■ **EXERCISE BRIEF**
Restate the complete material exactly.

■ **ITEMS**
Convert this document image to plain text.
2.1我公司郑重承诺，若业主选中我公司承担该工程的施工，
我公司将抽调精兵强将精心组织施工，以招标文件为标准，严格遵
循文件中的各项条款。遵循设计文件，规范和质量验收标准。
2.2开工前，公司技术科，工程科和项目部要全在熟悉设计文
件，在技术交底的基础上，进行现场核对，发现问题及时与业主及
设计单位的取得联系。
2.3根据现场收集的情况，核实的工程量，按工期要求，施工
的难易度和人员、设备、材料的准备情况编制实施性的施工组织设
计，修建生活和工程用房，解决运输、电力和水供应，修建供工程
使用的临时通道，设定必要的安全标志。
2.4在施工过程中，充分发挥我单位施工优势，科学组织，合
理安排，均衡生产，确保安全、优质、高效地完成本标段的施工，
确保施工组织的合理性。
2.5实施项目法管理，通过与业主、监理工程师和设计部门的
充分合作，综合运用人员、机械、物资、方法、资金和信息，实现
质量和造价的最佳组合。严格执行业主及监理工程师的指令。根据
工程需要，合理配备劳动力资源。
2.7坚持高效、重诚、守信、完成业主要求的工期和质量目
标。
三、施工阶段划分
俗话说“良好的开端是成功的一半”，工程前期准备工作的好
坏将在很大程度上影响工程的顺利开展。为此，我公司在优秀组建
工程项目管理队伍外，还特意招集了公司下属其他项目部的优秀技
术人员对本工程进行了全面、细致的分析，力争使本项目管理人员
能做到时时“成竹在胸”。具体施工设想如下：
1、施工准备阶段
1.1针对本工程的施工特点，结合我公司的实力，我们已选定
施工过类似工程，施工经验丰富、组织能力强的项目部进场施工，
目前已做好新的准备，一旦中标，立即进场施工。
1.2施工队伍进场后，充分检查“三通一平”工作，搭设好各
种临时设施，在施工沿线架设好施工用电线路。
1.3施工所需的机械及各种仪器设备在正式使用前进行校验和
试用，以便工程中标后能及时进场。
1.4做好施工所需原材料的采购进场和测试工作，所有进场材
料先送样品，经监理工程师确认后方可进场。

■ **TASK ANSWER**
Convert this document image to plain text.
2.1我公司郑重承诺，若业主选中我公司承担该工程的施工，
我公司将抽调精兵强将精心组织施工，以招标文件为标准，严格遵
循文件中的各项条款。遵循设计文件，规范和质量验收标准。
2.2开工前，公司技术科，工程科和项目部要全在熟悉设计文
件，在技术交底的基础上，进行现场核对，发现问题及时与业主及
设计单位的取得联系。
2.3根据现场收集的情况，核实的工程量，按工期要求，施工
的难易度和人员、设备、材料的准备情况编制实施性的施工组织设
计，修建生活和工程用房，解决运输、电力和水供应，修建供工程
使用的临时通道，设定必要的安全标志。
2.4在施工过程中，充分发挥我单位施工优势，科学组织，合
理安排，均衡生产，确保安全、优质、高效地完成本标段的施工，
确保施工组织的合理性。
2.5实施项目法管理，通过与业主、监理工程师和设计部门的
充分合作，综合运用人员、机械、物资、方法、资金和信息，实现
质量和造价的最佳组合。严格执行业主及监理工程师的指令。根据
工程需要，合理配备劳动力资源。
2.7坚持高效、重诚、守信、完成业主要求的工期和质量目
标。
三、施工阶段划分
俗话说“良好的开端是成功的一半”，工程前期准备工作的好
坏将在很大程度上影响工程的顺利开展。为此，我公司在优秀组建
工程项目管理队伍外，还特意招集了公司下属其他项目部的优秀技
术人员对本工程进行了全面、细致的分析，力争使本项目管理人员
能做到时时“成竹在胸”。具体施工设想如下：
1、施工准备阶段
1.1针对本工程的施工特点，结合我公司的实力，我们已选定
施工过类似工程，施工经验丰富、组织能力强的项目部进场施工，
目前已做好新的准备，一旦中标，立即进场施工。
1.2施工队伍进场后，充分检查“三通一平”工作，搭设好各
种临时设施，在施工沿线架设好施工用电线路。
1.3施工所需的机械及各种仪器设备在正式使用前进行校验和
试用，以便工程中标后能及时进场。
1.4做好施工所需原材料的采购进场和测试工作，所有进场材
料先送样品，经监理工程师确认后方可进场。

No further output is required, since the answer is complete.